## begin DATASET RECORDS
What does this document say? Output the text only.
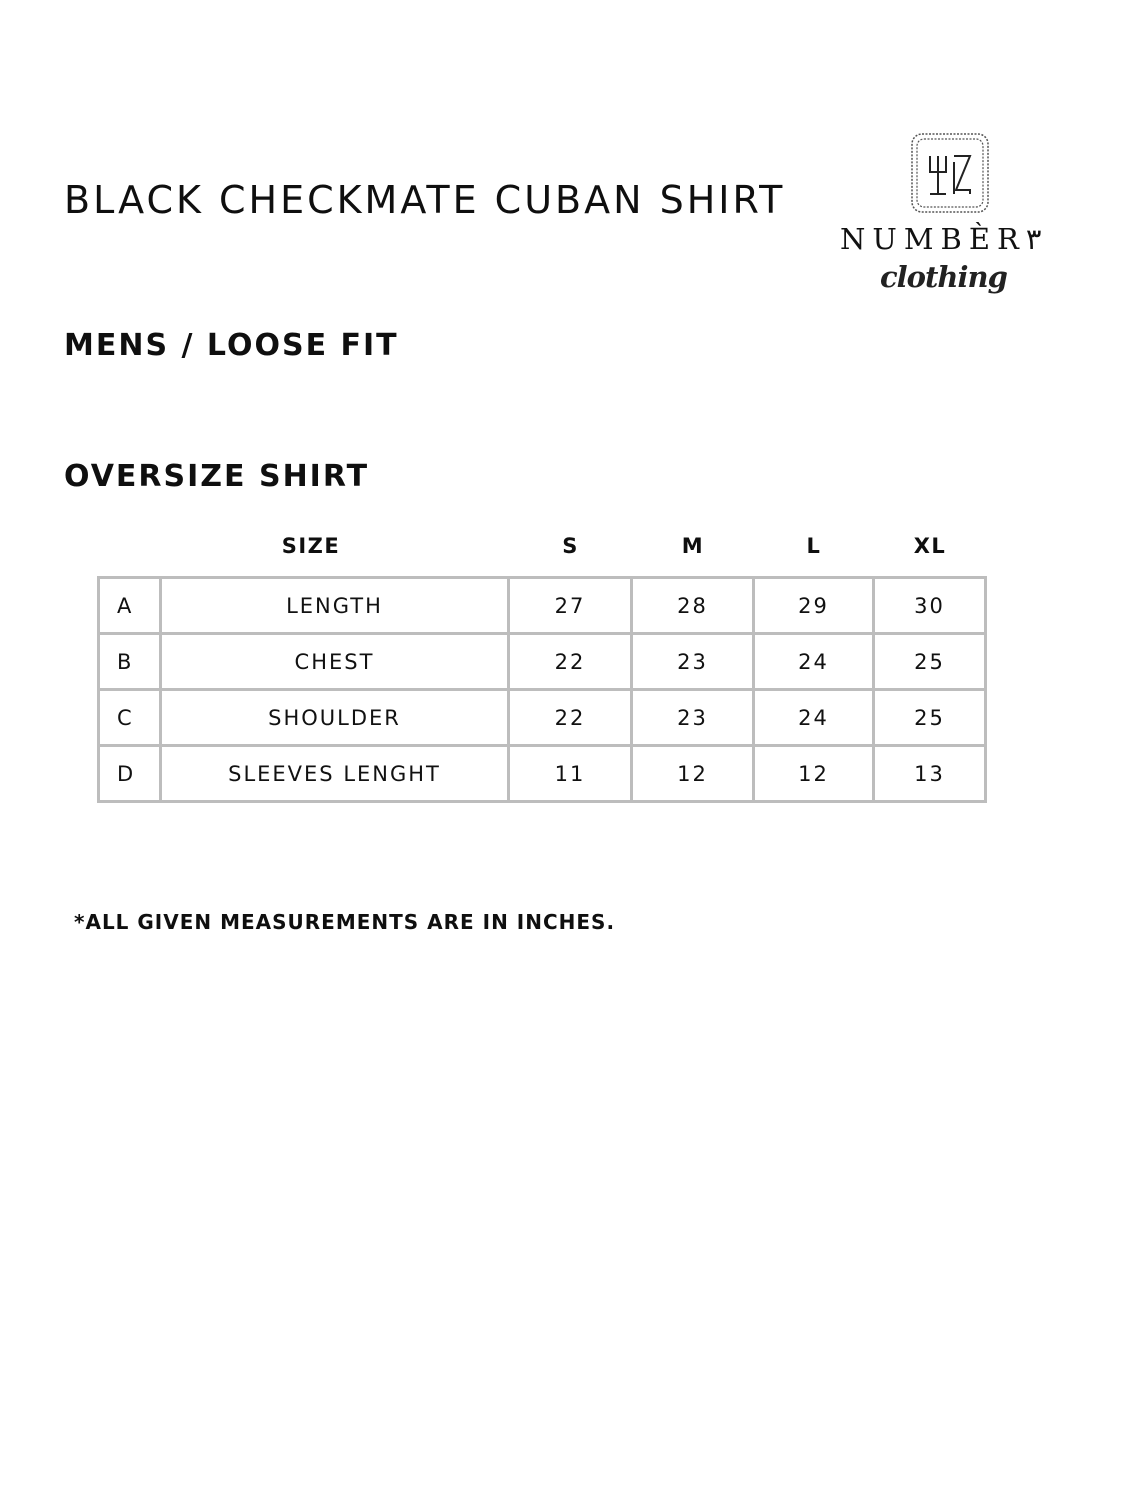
BLACK CHECKMATE CUBAN SHIRT
NUMBÈR٣
clothing
MENS / LOOSE FIT
OVERSIZE SHIRT
SIZE	S	M	L	XL
A	LENGTH	27	28	29	30
B	CHEST	22	23	24	25
C	SHOULDER	22	23	24	25
D	SLEEVES LENGHT	11	12	12	13

*ALL GIVEN MEASUREMENTS ARE IN INCHES.
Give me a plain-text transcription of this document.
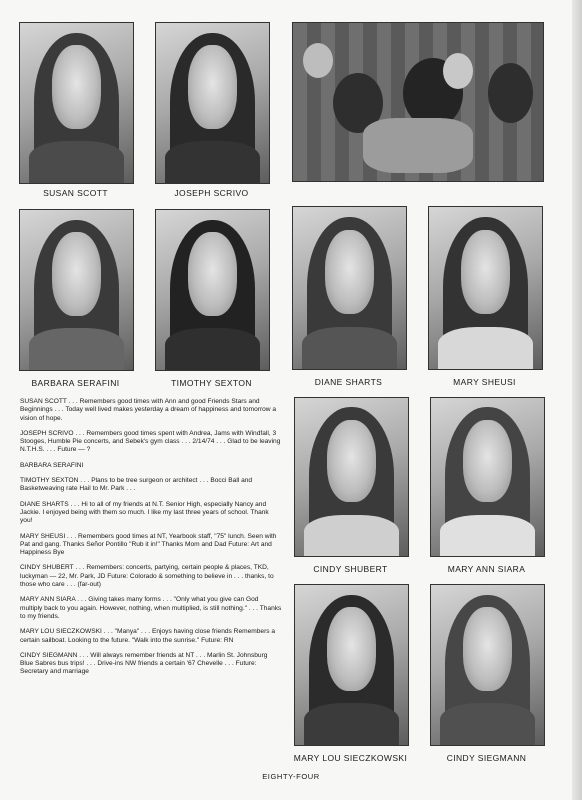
SUSAN SCOTT	JOSEPH SCRIVO
BARBARA SERAFINI	TIMOTHY SEXTON	DIANE SHARTS	MARY SHEUSI
CINDY SHUBERT	MARY ANN SIARA
MARY LOU SIECZKOWSKI	CINDY SIEGMANN

SUSAN SCOTT . . . Remembers good times with Ann and good Friends Stars and Beginnings . . . Today well lived makes yesterday a dream of happiness and tomorrow a vision of hope.

JOSEPH SCRIVO . . . Remembers good times spent with Andrea, Jams with Windfall, 3 Stooges, Humble Pie concerts, and Sebek's gym class . . . 2/14/74 . . . Glad to be leaving N.T.H.S. . . . Future — ?

BARBARA SERAFINI

TIMOTHY SEXTON . . . Plans to be tree surgeon or architect . . . Bocci Ball and Basketweaving rate Hail to Mr. Park . . .

DIANE SHARTS . . . Hi to all of my friends at N.T. Senior High, especially Nancy and Jackie. I enjoyed being with them so much. I like my last three years of school. Thank you!

MARY SHEUSI . . . Remembers good times at NT, Yearbook staff, "75" lunch. Seen with Pat and gang. Thanks Señor Pontillo "Rub it in!" Thanks Mom and Dad Future: Art and Happiness Bye

CINDY SHUBERT . . . Remembers: concerts, partying, certain people & places, TKD, luckyman — 22, Mr. Park, JD Future: Colorado & something to believe in . . . thanks, to those who care . . . (far-out)

MARY ANN SIARA . . . Giving takes many forms . . . "Only what you give can God multiply back to you again. However, nothing, when multiplied, is still nothing." . . . Thanks to my friends.

MARY LOU SIECZKOWSKI . . . "Manya" . . . Enjoys having close friends Remembers a certain sailboat. Looking to the future. "Walk into the sunrise." Future: RN

CINDY SIEGMANN . . . Will always remember friends at NT . . . Marlin St. Johnsburg Blue Sabres bus trips! . . . Drive-ins NW friends a certain '67 Chevelle . . . Future: Secretary and marriage

EIGHTY-FOUR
## end DATASET RECORDS
== TASK DESCRIPTION ==
In the records above, locate the lines holding the word "concerts". Copy each of them.

== RESULT OF THE EXERCISE ==
JOSEPH SCRIVO . . . Remembers good times spent with Andrea, Jams with Windfall, 3 Stooges, Humble Pie concerts, and Sebek's gym class . . . 2/14/74 . . . Glad to be leaving N.T.H.S. . . . Future — ?
CINDY SHUBERT . . . Remembers: concerts, partying, certain people & places, TKD, luckyman — 22, Mr. Park, JD Future: Colorado & something to believe in . . . thanks, to those who care . . . (far-out)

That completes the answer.